*WRITTEN INSTRUCTION*. From the text on young people's knowledge of mandatory reporting, quote word for word the passage starting with "Completely correct understandings" and going on through "ambit of mandatory reporting.".

*PAGE TEXT*.
━━━━━━━━
Each quote from focus groups identifies the source. The following nomenclature is used:

By circumstance rather than design, Noble Park was a mixed gender targeted group and has "T Mixed" as its identifier.

2. Young people's knowledge of mandatory reporting laws

Knowledge

Young people were questioned about their knowledge of mandatory reporting laws, and the child and adolescent protection system. Participants were then asked to comment on their sources of such knowledge.

Four groups responded that they had not heard of mandatory reporting. Three of these were male targeted groups comprising young people with direct experience of protective intervention

For the remaining groups, young people were more likely to provide incorrect statements regarding mandatory reporting than to provide correct statements. Most groups had something to say about their knowledge of mandatory reporting laws, although it seemed that participants sometimes had a guess which was based on an incorrect undestanding.

General rural groups were most likely to have incorrect understandings of mandatory reporting laws. Targeted female focus groups were more likely to have a general idea of mandatory reporting laws, than targeted male focus groups.

Completely correct understandings were not apparent in any group. A mix of understandings was typical.

"Correct" remarks indicated a general correct idea about the intent and scope of the laws.

Where young people could identify physical and sexual abuse as types of harm that gave rise to mandatory reporting, it was not uncommon for them to assume that emotional and "mental" abuse was within the ambit of mandatory reporting.

It was evident in a number of groups that participants were aware of general community awareness campaigns to encourage reporting by the general public and associated this with mandatory reporting.
━━━━━━━━
*DATA SHOWN*.
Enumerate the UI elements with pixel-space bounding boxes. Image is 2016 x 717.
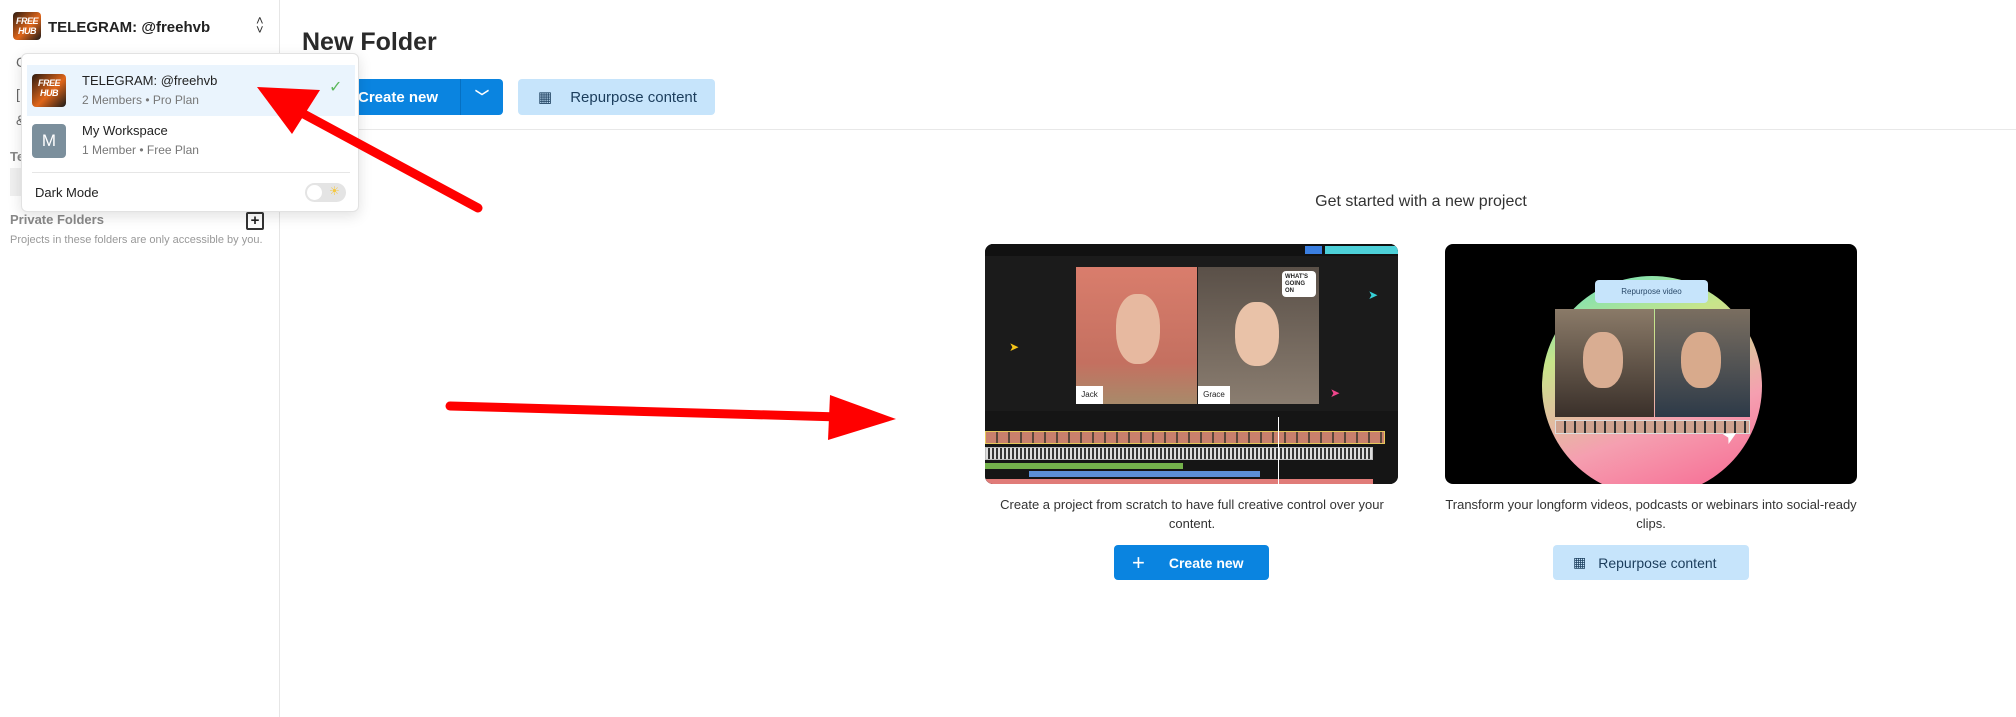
━━━━━━━━
*SOLVED EXERCISE*.
Completely correct understandings were not apparent in any group. A mix of understandings was typical.

"Correct" remarks indicated a general correct idea about the intent and scope of the laws.

Where young people could identify physical and sexual abuse as types of harm that gave rise to mandatory reporting, it was not uncommon for them to assume that emotional and "mental" abuse was within the ambit of mandatory reporting.